Retorika Benci Produk Luar Negeri Menguak Fakta Impor Tak Beretika


Seruan Tak Sesuai Kenyataan

Seruan benci produk luar negeri nampaknya hanya sekedar retorika politik memikat hati rakyat, karena ternyata fakta dan data impor Indonesia tidak selaras dengan apa yang digaungkan (kumparan.com). Hal senada pun ditulis dalam berita nasional.tempo.co, bahwa apa yang diserukan Presiden Joko Widodo tidak sesuai kenyataan. Fakta yang terjadi justru impor makin merajalela, produk-produk asing khususnya dari China mendominasi pasar negeri ini, dan justru mengancam dan melibas mata pencaharian rakyat negeri sendiri. Kebijakan impor ini makin nampak kezalimannya dan tak beretika, karena pemerintah justru akan membuka keran impor beras sebesar 1 juta ton (cnnindonesia.com, 4/3/2021).

Padahal produksi beras petani lokal justru tengah meningkat dalam musim panen kali ini. Untuk kesekian kalinya petani kecil, pelaku usaha kecil mikro mendapat pukulan telak akibat kebijakan impor pemerintah yang tak punya hati ini. Tekanan hidup petani di saat subsidi pupuk dikurangi dan sulit kian berat. Rakyat hanya bisa menelan ludah pahit mendengar seruan presiden benci produk luar negeri. Seruan yang cuma basa basi politik. Nampak hanya sekedar mencari pembenaran, bahwa sebenarnya orang nomer satu negeri 'berflower' ini menolak produk asing, di tengah derasnya impor. Kenyataannya justru politik "lempar batu sembunyi tangan"  mengelak dari tanggung jawab sebagai kepala negara dan kepala pemerintahan, malah makin menjatuhkan kredibilitasnya. Walhasil, rakyat semakin benci dengan produk kebijakannya!

Direktur ELSEI Arif Firmansyah, S.E., M.M mengatakan, yang disampaikan Jokowi tidak sinkron dengan kebijakan yang dibuat. “Secara hukum atau secara konstitusi bisa kita pantau bagaimana UU Omnibus Law atau UU Ciptaker bagian dari kebijakan pemerintah, ini tidak sinkron antara apa yang disampaikan oleh Presiden Joko Widodo dengan kebijakan tersebut.” Faktanya, impor terus berlangsung dalam jumlah besar dan di sektor vital strategis. Seruan benci produk luar negeri juga tidak diimbangi peta jalan yang sungguh-sungguh untuk memandirikan kemampuan dalam negeri.

** Tugas Anda **
- A) Menurut petikan tentang kebijakan impor, berapa banyak beras yang akan diimpor pemerintah?
- B) Tuliskan ulang baris-baris dari daftar di bawah, mulai dari baris yang memuat "x-tick-label: 0: [56, 300, 64, 310]" hingga baris yang memuat "y-tick-label: 80: [35, 19, 50, 29]".

** Bahan Latihan **
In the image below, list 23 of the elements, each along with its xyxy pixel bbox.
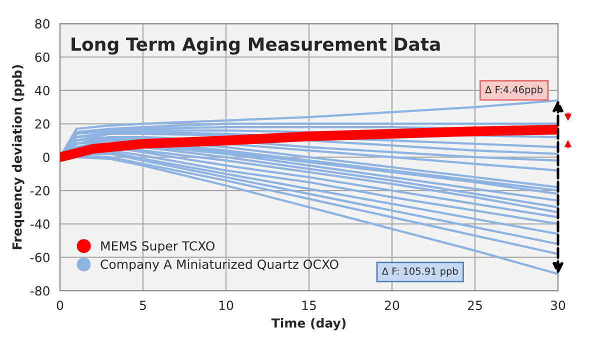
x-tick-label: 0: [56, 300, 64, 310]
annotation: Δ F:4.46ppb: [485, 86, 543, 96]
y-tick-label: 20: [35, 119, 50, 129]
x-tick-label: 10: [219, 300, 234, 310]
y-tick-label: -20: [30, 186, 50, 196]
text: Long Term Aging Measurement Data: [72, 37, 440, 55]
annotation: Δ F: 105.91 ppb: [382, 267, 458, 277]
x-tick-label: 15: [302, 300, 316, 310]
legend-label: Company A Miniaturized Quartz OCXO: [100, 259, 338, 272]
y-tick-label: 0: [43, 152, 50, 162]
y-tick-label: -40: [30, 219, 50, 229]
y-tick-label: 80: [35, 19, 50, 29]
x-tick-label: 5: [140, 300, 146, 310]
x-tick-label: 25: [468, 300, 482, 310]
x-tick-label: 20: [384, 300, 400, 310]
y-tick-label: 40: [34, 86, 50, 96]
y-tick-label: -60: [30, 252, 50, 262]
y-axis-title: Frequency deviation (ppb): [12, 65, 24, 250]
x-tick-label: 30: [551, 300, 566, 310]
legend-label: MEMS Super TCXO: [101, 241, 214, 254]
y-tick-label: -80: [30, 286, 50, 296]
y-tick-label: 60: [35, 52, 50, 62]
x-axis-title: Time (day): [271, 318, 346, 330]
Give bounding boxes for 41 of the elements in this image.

** Jawaban Tugas **
- A) Sebesar 1 juta ton.

- B)
x-tick-label: 0: [56, 300, 64, 310]
annotation: Δ F:4.46ppb: [485, 86, 543, 96]
y-tick-label: 20: [35, 119, 50, 129]
x-tick-label: 10: [219, 300, 234, 310]
y-tick-label: -20: [30, 186, 50, 196]
text: Long Term Aging Measurement Data: [72, 37, 440, 55]
annotation: Δ F: 105.91 ppb: [382, 267, 458, 277]
x-tick-label: 15: [302, 300, 316, 310]
legend-label: Company A Miniaturized Quartz OCXO: [100, 259, 338, 272]
y-tick-label: 0: [43, 152, 50, 162]
y-tick-label: -40: [30, 219, 50, 229]
y-tick-label: 80: [35, 19, 50, 29]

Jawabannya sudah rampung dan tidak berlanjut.